EXERCISE INSTRUCTIONS:
Pull out from the material below all lines with "name".
━━━ RECORDS FOR THIS TASK ━━━
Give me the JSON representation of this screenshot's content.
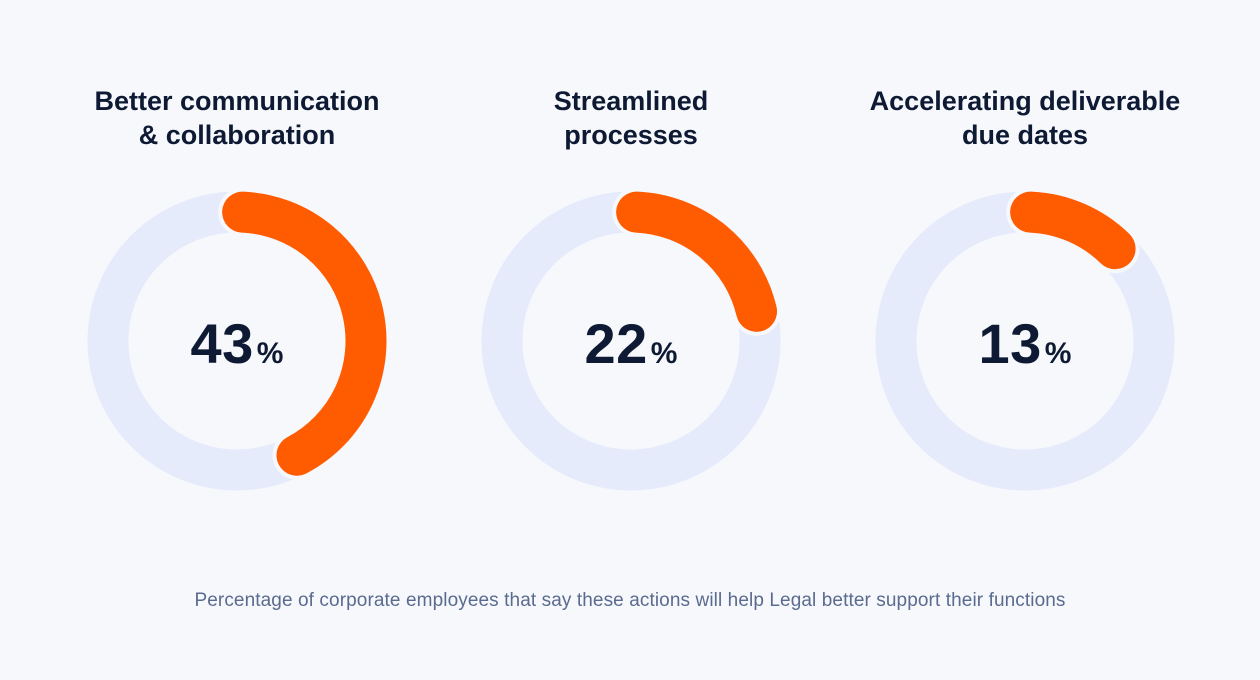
{
  "colors": {
    "background": "#F6F8FC",
    "track": "#E6EBFC",
    "accent": "#FF5C02",
    "text": "#0E1A33",
    "caption": "#5B6B8F"
  },
  "chart_data": [
    {
      "type": "pie",
      "title": "Better communication & collaboration",
      "title_lines": [
        "Better communication",
        "& collaboration"
      ],
      "value": 43,
      "value_label": "43",
      "unit": "%"
    },
    {
      "type": "pie",
      "title": "Streamlined processes",
      "title_lines": [
        "Streamlined",
        "processes"
      ],
      "value": 22,
      "value_label": "22",
      "unit": "%"
    },
    {
      "type": "pie",
      "title": "Accelerating deliverable due dates",
      "title_lines": [
        "Accelerating deliverable",
        "due dates"
      ],
      "value": 13,
      "value_label": "13",
      "unit": "%"
    }
  ],
  "caption": "Percentage of corporate employees that say these actions will help Legal better support their functions"
}
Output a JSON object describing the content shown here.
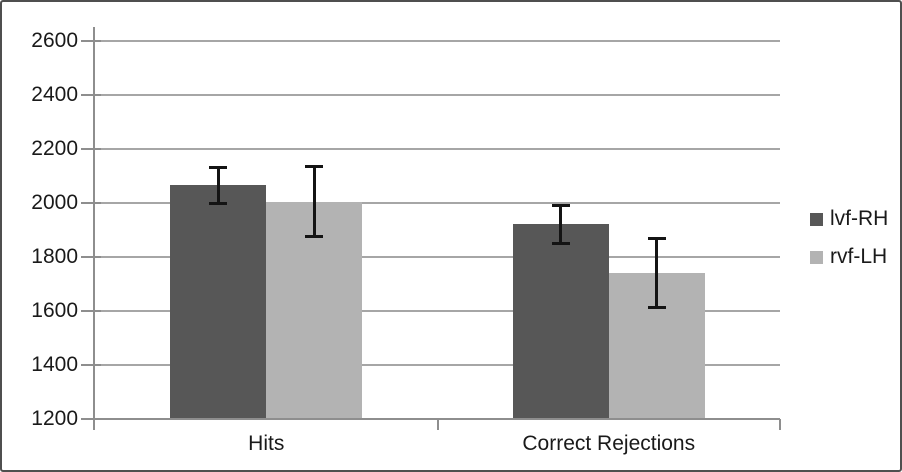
{
  "chart_data": {
    "type": "bar",
    "title": "",
    "xlabel": "",
    "ylabel": "",
    "categories": [
      "Hits",
      "Correct Rejections"
    ],
    "series": [
      {
        "name": "lvf-RH",
        "color": "#575757",
        "values": [
          2065,
          1920
        ],
        "errors": [
          73,
          75
        ]
      },
      {
        "name": "rvf-LH",
        "color": "#b3b3b3",
        "values": [
          2005,
          1740
        ],
        "errors": [
          135,
          133
        ]
      }
    ],
    "error_bars": true,
    "ylim": [
      1200,
      2600
    ],
    "yticks": [
      2600,
      2400,
      2200,
      2000,
      1800,
      1600,
      1400,
      1200
    ],
    "grid": true,
    "legend_position": "right",
    "colors": {
      "gridline": "#a6a6a6",
      "axis": "#8e8e8e",
      "error_bar": "#141414",
      "text": "#1a1a1a",
      "figure_border": "#4f4f4f",
      "background": "#ffffff"
    }
  }
}
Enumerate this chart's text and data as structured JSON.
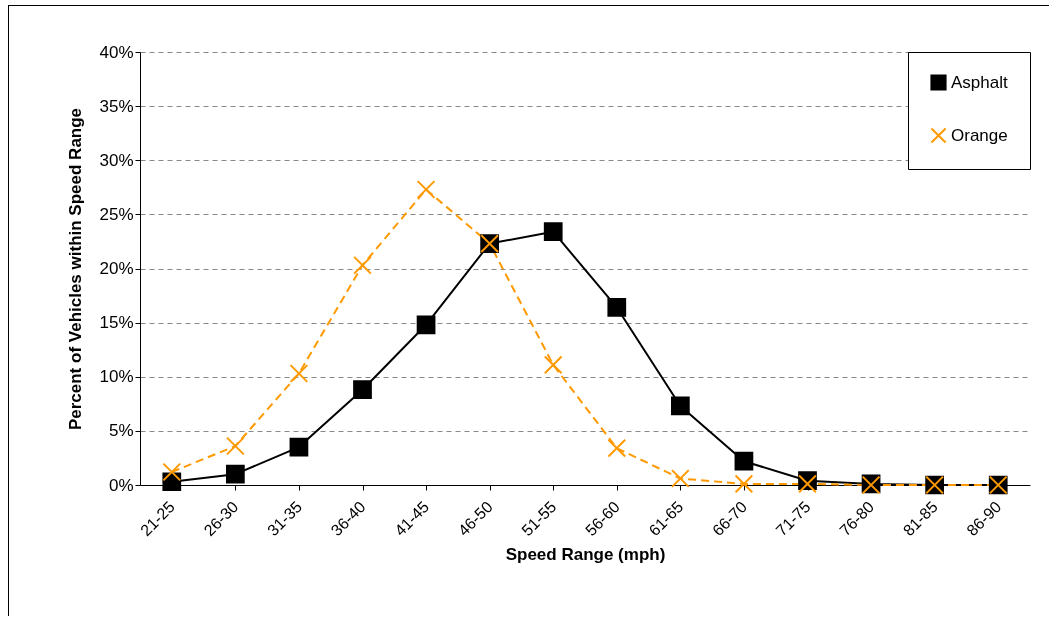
{
  "chart_data": {
    "type": "line",
    "xlabel": "Speed Range (mph)",
    "ylabel": "Percent of Vehicles within Speed Range",
    "categories": [
      "21-25",
      "26-30",
      "31-35",
      "36-40",
      "41-45",
      "46-50",
      "51-55",
      "56-60",
      "61-65",
      "66-70",
      "71-75",
      "76-80",
      "81-85",
      "86-90"
    ],
    "series": [
      {
        "name": "Asphalt",
        "color": "#000000",
        "marker": "square",
        "line_style": "solid",
        "values": [
          0.3,
          1.0,
          3.5,
          8.8,
          14.8,
          22.3,
          23.4,
          16.4,
          7.3,
          2.2,
          0.4,
          0.1,
          0.0,
          0.0
        ]
      },
      {
        "name": "Orange",
        "color": "#ff9900",
        "marker": "cross",
        "line_style": "dashed",
        "values": [
          1.2,
          3.6,
          10.3,
          20.3,
          27.3,
          22.3,
          11.1,
          3.4,
          0.6,
          0.1,
          0.1,
          0.0,
          0.0,
          0.0
        ]
      }
    ],
    "ylim": [
      0,
      40
    ],
    "yticks": [
      {
        "value": 0,
        "label": "0%"
      },
      {
        "value": 5,
        "label": "5%"
      },
      {
        "value": 10,
        "label": "10%"
      },
      {
        "value": 15,
        "label": "15%"
      },
      {
        "value": 20,
        "label": "20%"
      },
      {
        "value": 25,
        "label": "25%"
      },
      {
        "value": 30,
        "label": "30%"
      },
      {
        "value": 35,
        "label": "35%"
      },
      {
        "value": 40,
        "label": "40%"
      }
    ],
    "grid": "y",
    "legend": "top right"
  }
}
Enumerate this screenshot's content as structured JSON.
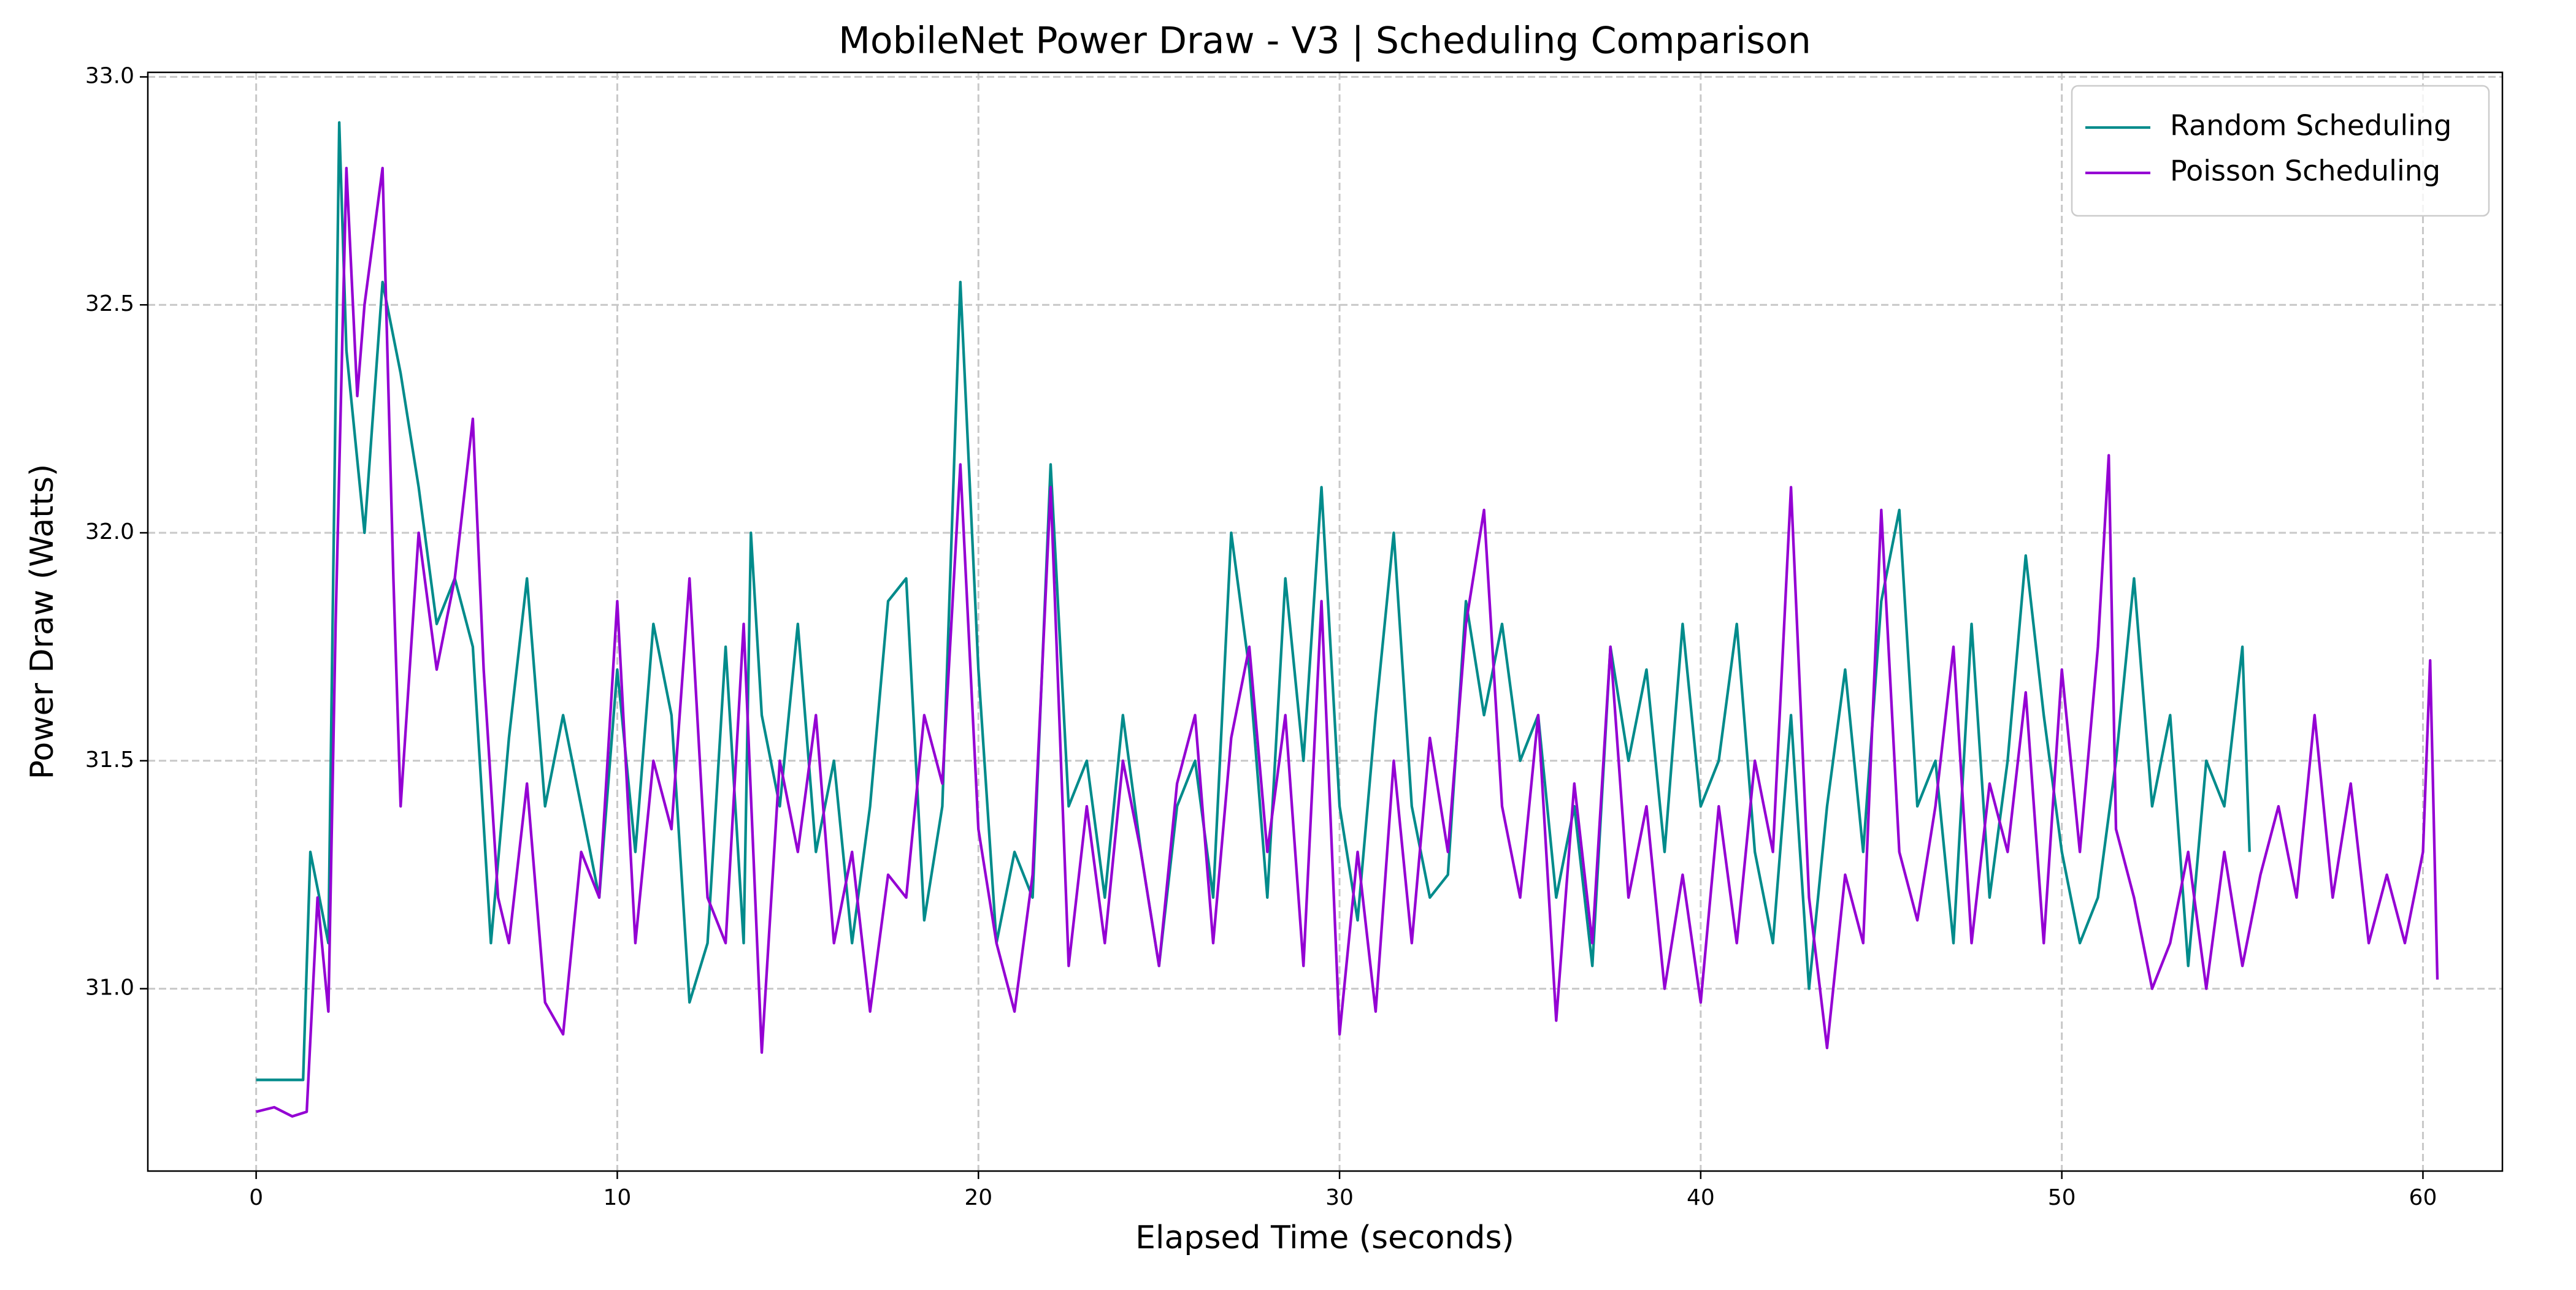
{
  "chart_data": {
    "type": "line",
    "title": "MobileNet Power Draw - V3 | Scheduling Comparison",
    "x_label": "Elapsed Time (seconds)",
    "y_label": "Power Draw (Watts)",
    "xlim": [
      -3.0,
      62.2
    ],
    "ylim": [
      30.6,
      33.01
    ],
    "xticks": [
      0,
      10,
      20,
      30,
      40,
      50,
      60
    ],
    "yticks": [
      {
        "value": 31,
        "label": "31.0"
      },
      31.5,
      {
        "value": 32,
        "label": "32.0"
      },
      32.5,
      {
        "value": 33,
        "label": "33.0"
      }
    ],
    "grid": true,
    "legend": "upper right",
    "series": [
      {
        "name": "Random Scheduling",
        "color": "#008b8b",
        "x": [
          0,
          0.5,
          1,
          1.3,
          1.5,
          2,
          2.3,
          2.5,
          3,
          3.5,
          4,
          4.5,
          5,
          5.5,
          6,
          6.5,
          7,
          7.5,
          8,
          8.5,
          9,
          9.5,
          10,
          10.5,
          11,
          11.5,
          12,
          12.5,
          13,
          13.5,
          13.7,
          14,
          14.5,
          15,
          15.5,
          16,
          16.5,
          17,
          17.5,
          18,
          18.5,
          19,
          19.5,
          20,
          20.5,
          21,
          21.5,
          22,
          22.5,
          23,
          23.5,
          24,
          24.5,
          25,
          25.5,
          26,
          26.5,
          27,
          27.5,
          28,
          28.5,
          29,
          29.5,
          30,
          30.5,
          31,
          31.5,
          32,
          32.5,
          33,
          33.5,
          34,
          34.5,
          35,
          35.5,
          36,
          36.5,
          37,
          37.5,
          38,
          38.5,
          39,
          39.5,
          40,
          40.5,
          41,
          41.5,
          42,
          42.5,
          43,
          43.5,
          44,
          44.5,
          45,
          45.5,
          46,
          46.5,
          47,
          47.5,
          48,
          48.5,
          49,
          49.5,
          50,
          50.5,
          51,
          51.5,
          52,
          52.5,
          53,
          53.5,
          54,
          54.5,
          55,
          55.2
        ],
        "values": [
          30.8,
          30.8,
          30.8,
          30.8,
          31.3,
          31.1,
          32.9,
          32.4,
          32.0,
          32.55,
          32.35,
          32.1,
          31.8,
          31.9,
          31.75,
          31.1,
          31.55,
          31.9,
          31.4,
          31.6,
          31.4,
          31.2,
          31.7,
          31.3,
          31.8,
          31.6,
          30.97,
          31.1,
          31.75,
          31.1,
          32.0,
          31.6,
          31.4,
          31.8,
          31.3,
          31.5,
          31.1,
          31.4,
          31.85,
          31.9,
          31.15,
          31.4,
          32.55,
          31.7,
          31.1,
          31.3,
          31.2,
          32.15,
          31.4,
          31.5,
          31.2,
          31.6,
          31.3,
          31.05,
          31.4,
          31.5,
          31.2,
          32.0,
          31.7,
          31.2,
          31.9,
          31.5,
          32.1,
          31.4,
          31.15,
          31.6,
          32.0,
          31.4,
          31.2,
          31.25,
          31.85,
          31.6,
          31.8,
          31.5,
          31.6,
          31.2,
          31.4,
          31.05,
          31.75,
          31.5,
          31.7,
          31.3,
          31.8,
          31.4,
          31.5,
          31.8,
          31.3,
          31.1,
          31.6,
          31.0,
          31.4,
          31.7,
          31.3,
          31.85,
          32.05,
          31.4,
          31.5,
          31.1,
          31.8,
          31.2,
          31.5,
          31.95,
          31.6,
          31.3,
          31.1,
          31.2,
          31.5,
          31.9,
          31.4,
          31.6,
          31.05,
          31.5,
          31.4,
          31.75,
          31.3
        ]
      },
      {
        "name": "Poisson Scheduling",
        "color": "#9400d3",
        "x": [
          0,
          0.5,
          1,
          1.4,
          1.7,
          2,
          2.2,
          2.5,
          2.8,
          3,
          3.5,
          3.8,
          4,
          4.5,
          5,
          5.5,
          6,
          6.3,
          6.7,
          7,
          7.5,
          8,
          8.5,
          9,
          9.5,
          10,
          10.5,
          11,
          11.5,
          12,
          12.5,
          13,
          13.5,
          14,
          14.5,
          15,
          15.5,
          16,
          16.5,
          17,
          17.5,
          18,
          18.5,
          19,
          19.5,
          20,
          20.5,
          21,
          21.5,
          22,
          22.5,
          23,
          23.5,
          24,
          24.5,
          25,
          25.5,
          26,
          26.5,
          27,
          27.5,
          28,
          28.5,
          29,
          29.5,
          30,
          30.5,
          31,
          31.5,
          32,
          32.5,
          33,
          33.5,
          34,
          34.5,
          35,
          35.5,
          36,
          36.5,
          37,
          37.5,
          38,
          38.5,
          39,
          39.5,
          40,
          40.5,
          41,
          41.5,
          42,
          42.5,
          43,
          43.5,
          44,
          44.5,
          45,
          45.5,
          46,
          46.5,
          47,
          47.5,
          48,
          48.5,
          49,
          49.5,
          50,
          50.5,
          51,
          51.3,
          51.5,
          52,
          52.5,
          53,
          53.5,
          54,
          54.5,
          55,
          55.5,
          56,
          56.5,
          57,
          57.5,
          58,
          58.5,
          59,
          59.5,
          60,
          60.2,
          60.4
        ],
        "values": [
          30.73,
          30.74,
          30.72,
          30.73,
          31.2,
          30.95,
          31.8,
          32.8,
          32.3,
          32.5,
          32.8,
          31.9,
          31.4,
          32.0,
          31.7,
          31.9,
          32.25,
          31.7,
          31.2,
          31.1,
          31.45,
          30.97,
          30.9,
          31.3,
          31.2,
          31.85,
          31.1,
          31.5,
          31.35,
          31.9,
          31.2,
          31.1,
          31.8,
          30.86,
          31.5,
          31.3,
          31.6,
          31.1,
          31.3,
          30.95,
          31.25,
          31.2,
          31.6,
          31.45,
          32.15,
          31.35,
          31.1,
          30.95,
          31.25,
          32.1,
          31.05,
          31.4,
          31.1,
          31.5,
          31.3,
          31.05,
          31.45,
          31.6,
          31.1,
          31.55,
          31.75,
          31.3,
          31.6,
          31.05,
          31.85,
          30.9,
          31.3,
          30.95,
          31.5,
          31.1,
          31.55,
          31.3,
          31.8,
          32.05,
          31.4,
          31.2,
          31.6,
          30.93,
          31.45,
          31.1,
          31.75,
          31.2,
          31.4,
          31.0,
          31.25,
          30.97,
          31.4,
          31.1,
          31.5,
          31.3,
          32.1,
          31.2,
          30.87,
          31.25,
          31.1,
          32.05,
          31.3,
          31.15,
          31.4,
          31.75,
          31.1,
          31.45,
          31.3,
          31.65,
          31.1,
          31.7,
          31.3,
          31.75,
          32.17,
          31.35,
          31.2,
          31.0,
          31.1,
          31.3,
          31.0,
          31.3,
          31.05,
          31.25,
          31.4,
          31.2,
          31.6,
          31.2,
          31.45,
          31.1,
          31.25,
          31.1,
          31.3,
          31.72,
          31.02
        ]
      }
    ]
  }
}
━━━
PROBLEM SOLUTION:
        "name": "lvf-RH",
        "name": "rvf-LH",
        "name": "Asphalt",
        "name": "Orange",
        "name": "Random Scheduling",
        "name": "Poisson Scheduling",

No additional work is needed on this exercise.